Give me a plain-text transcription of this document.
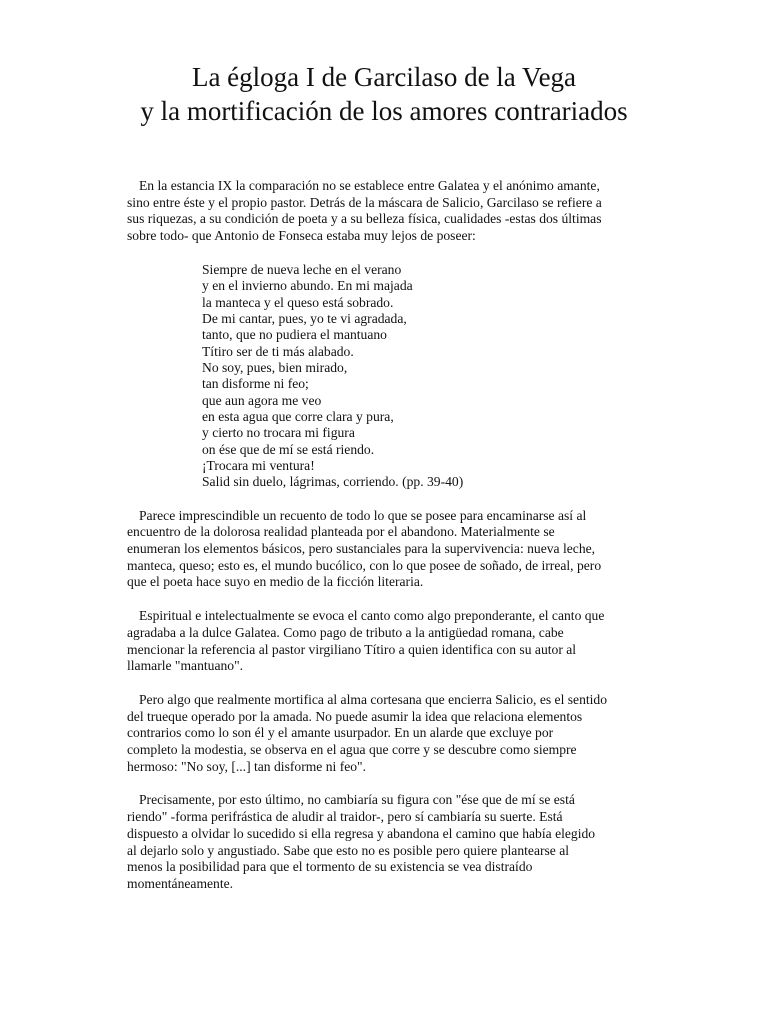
La égloga I de Garcilaso de la Vega
y la mortificación de los amores contrariados

En la estancia IX la comparación no se establece entre Galatea y el anónimo amante,
sino entre éste y el propio pastor. Detrás de la máscara de Salicio, Garcilaso se refiere a
sus riquezas, a su condición de poeta y a su belleza física, cualidades -estas dos últimas
sobre todo- que Antonio de Fonseca estaba muy lejos de poseer:

Siempre de nueva leche en el verano
y en el invierno abundo. En mi majada
la manteca y el queso está sobrado.
De mi cantar, pues, yo te vi agradada,
tanto, que no pudiera el mantuano
Títiro ser de ti más alabado.
No soy, pues, bien mirado,
tan disforme ni feo;
que aun agora me veo
en esta agua que corre clara y pura,
y cierto no trocara mi figura
on ése que de mí se está riendo.
¡Trocara mi ventura!
Salid sin duelo, lágrimas, corriendo. (pp. 39-40)

Parece imprescindible un recuento de todo lo que se posee para encaminarse así al
encuentro de la dolorosa realidad planteada por el abandono. Materialmente se
enumeran los elementos básicos, pero sustanciales para la supervivencia: nueva leche,
manteca, queso; esto es, el mundo bucólico, con lo que posee de soñado, de irreal, pero
que el poeta hace suyo en medio de la ficción literaria.

Espiritual e intelectualmente se evoca el canto como algo preponderante, el canto que
agradaba a la dulce Galatea. Como pago de tributo a la antigüedad romana, cabe
mencionar la referencia al pastor virgiliano Títiro a quien identifica con su autor al
llamarle "mantuano".

Pero algo que realmente mortifica al alma cortesana que encierra Salicio, es el sentido
del trueque operado por la amada. No puede asumir la idea que relaciona elementos
contrarios como lo son él y el amante usurpador. En un alarde que excluye por
completo la modestia, se observa en el agua que corre y se descubre como siempre
hermoso: "No soy, [...] tan disforme ni feo".

Precisamente, por esto último, no cambiaría su figura con "ése que de mí se está
riendo" -forma perifrástica de aludir al traidor-, pero sí cambiaría su suerte. Está
dispuesto a olvidar lo sucedido si ella regresa y abandona el camino que había elegido
al dejarlo solo y angustiado. Sabe que esto no es posible pero quiere plantearse al
menos la posibilidad para que el tormento de su existencia se vea distraído
momentáneamente.
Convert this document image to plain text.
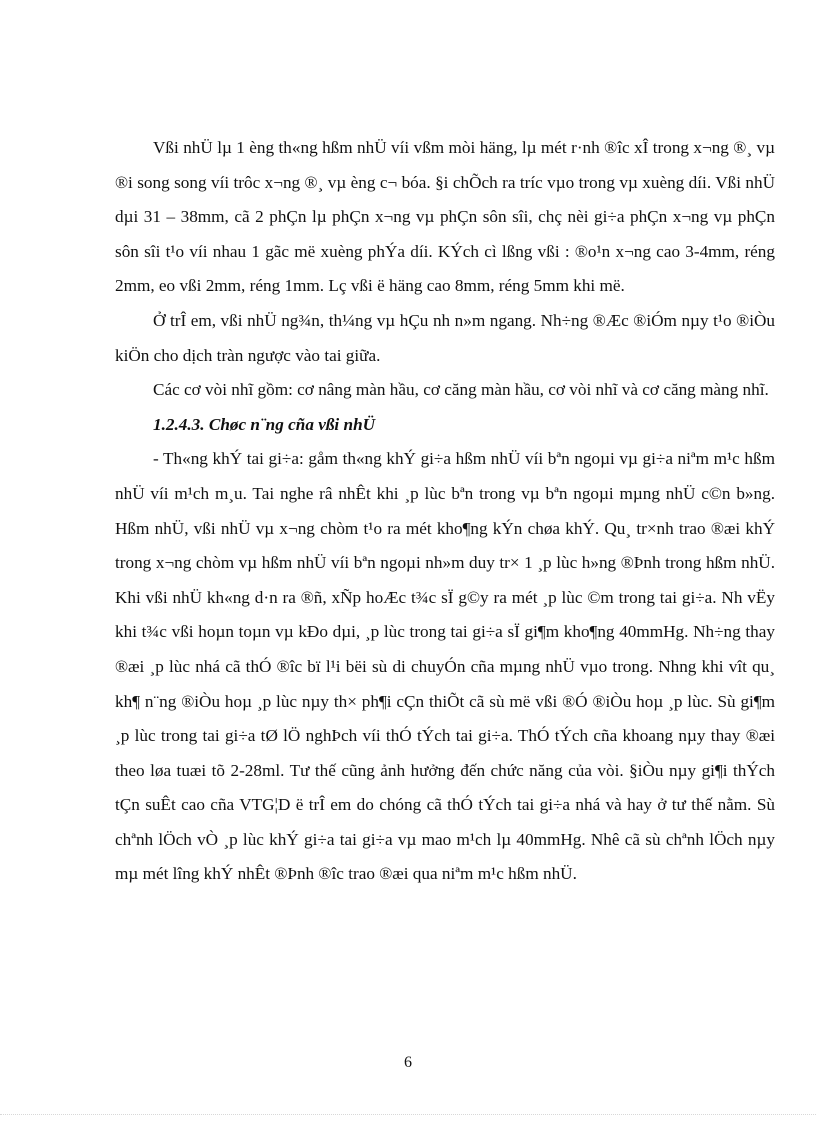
Vßi nhÜ lµ 1 èng th«ng hßm nhÜ víi vßm mòi häng, lµ mét r·nh ®îc xÎ trong x¬ng ®¸ vµ ®i song song víi trôc x¬ng ®¸ vµ èng c¬ bóa. §i chÕch ra tríc vµo trong vµ xuèng díi. Vßi nhÜ dµi 31 – 38mm, cã 2 phÇn lµ phÇn x¬ng vµ phÇn sôn sîi, chç nèi gi÷a phÇn x¬ng vµ phÇn sôn sîi t¹o víi nhau 1 gãc më xuèng phÝa díi. KÝch cì lßng vßi : ®o¹n x¬ng cao 3-4mm, réng 2mm, eo vßi 2mm, réng 1mm. Lç vßi ë häng cao 8mm, réng 5mm khi më.

Ở trÎ em, vßi nhÜ ng¾n, th¼ng vµ hÇu nh n»m ngang. Nh÷ng ®Æc ®iÓm nµy t¹o ®iÒu kiÖn cho dịch tràn ngược vào tai giữa.

Các cơ vòi nhĩ gồm: cơ nâng màn hầu, cơ căng màn hầu, cơ vòi nhĩ và cơ căng màng nhĩ.

1.2.4.3. Chøc n¨ng cña vßi nhÜ

- Th«ng khÝ tai gi÷a: gåm th«ng khÝ gi÷a hßm nhÜ víi bªn ngoµi vµ gi÷a niªm m¹c hßm nhÜ víi m¹ch m¸u. Tai nghe râ nhÊt khi ¸p lùc bªn trong vµ bªn ngoµi mµng nhÜ c©n b»ng. Hßm nhÜ, vßi nhÜ vµ x¬ng chòm t¹o ra mét kho¶ng kÝn chøa khÝ. Qu¸ tr×nh trao ®æi khÝ trong x¬ng chòm vµ hßm nhÜ víi bªn ngoµi nh»m duy tr× 1 ¸p lùc h»ng ®Þnh trong hßm nhÜ. Khi vßi nhÜ kh«ng d·n ra ®ñ, xÑp hoÆc t¾c sÏ g©y ra mét ¸p lùc ©m trong tai gi÷a. Nh vËy khi t¾c vßi hoµn toµn vµ kÐo dµi, ¸p lùc trong tai gi÷a sÏ gi¶m kho¶ng 40mmHg. Nh÷ng thay ®æi ¸p lùc nhá cã thÓ ®îc bï l¹i bëi sù di chuyÓn cña mµng nhÜ vµo trong. Nhng khi vît qu¸ kh¶ n¨ng ®iÒu hoµ ¸p lùc nµy th× ph¶i cÇn thiÕt cã sù më vßi ®Ó ®iÒu hoµ ¸p lùc. Sù gi¶m ¸p lùc trong tai gi÷a tØ lÖ nghÞch víi thÓ tÝch tai gi÷a. ThÓ tÝch cña khoang nµy thay ®æi theo løa tuæi tõ 2-28ml. Tư thế cũng ảnh hưởng đến chức năng của vòi. §iÒu nµy gi¶i thÝch tÇn suÊt cao cña VTG¦D ë trÎ em do chóng cã thÓ tÝch tai gi÷a nhá và hay ở tư thế nằm. Sù chªnh lÖch vÒ ¸p lùc khÝ gi÷a tai gi÷a vµ mao m¹ch lµ 40mmHg. Nhê cã sù chªnh lÖch nµy mµ mét lîng khÝ nhÊt ®Þnh ®îc trao ®æi qua niªm m¹c hßm nhÜ.

6
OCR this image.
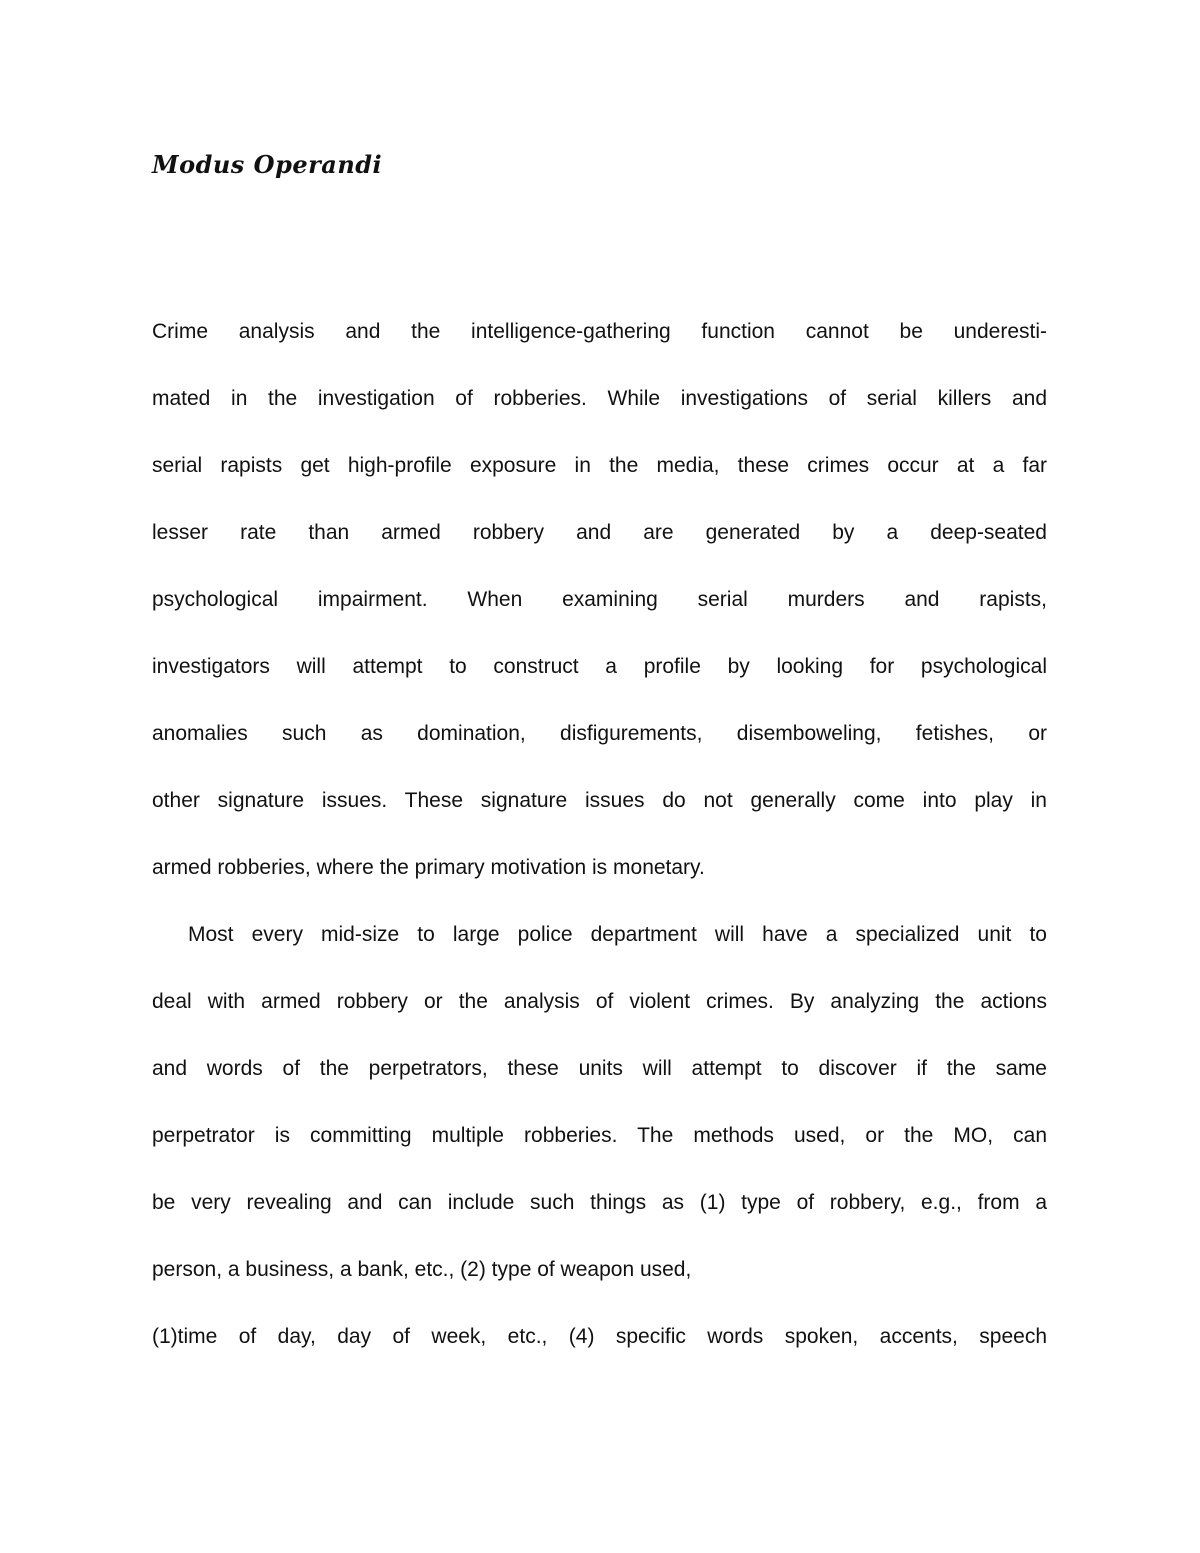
Modus Operandi
Crime analysis and the intelligence-gathering function cannot be underesti-
mated in the investigation of robberies. While investigations of serial killers and
serial rapists get high-profile exposure in the media, these crimes occur at a far
lesser rate than armed robbery and are generated by a deep-seated
psychological impairment. When examining serial murders and rapists,
investigators will attempt to construct a profile by looking for psychological
anomalies such as domination, disfigurements, disemboweling, fetishes, or
other signature issues. These signature issues do not generally come into play in
armed robberies, where the primary motivation is monetary.
Most every mid-size to large police department will have a specialized unit to
deal with armed robbery or the analysis of violent crimes. By analyzing the actions
and words of the perpetrators, these units will attempt to discover if the same
perpetrator is committing multiple robberies. The methods used, or the MO, can
be very revealing and can include such things as (1) type of robbery, e.g., from a
person, a business, a bank, etc., (2) type of weapon used,
(1)time of day, day of week, etc., (4) specific words spoken, accents, speech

» AIM: Locate and copy each line in the data above that includes the word "amante".

» RESPONSE TO THIS EXERCISE:
En la estancia IX la comparación no se establece entre Galatea y el anónimo amante,
contrarios como lo son él y el amante usurpador. En un alarde que excluye por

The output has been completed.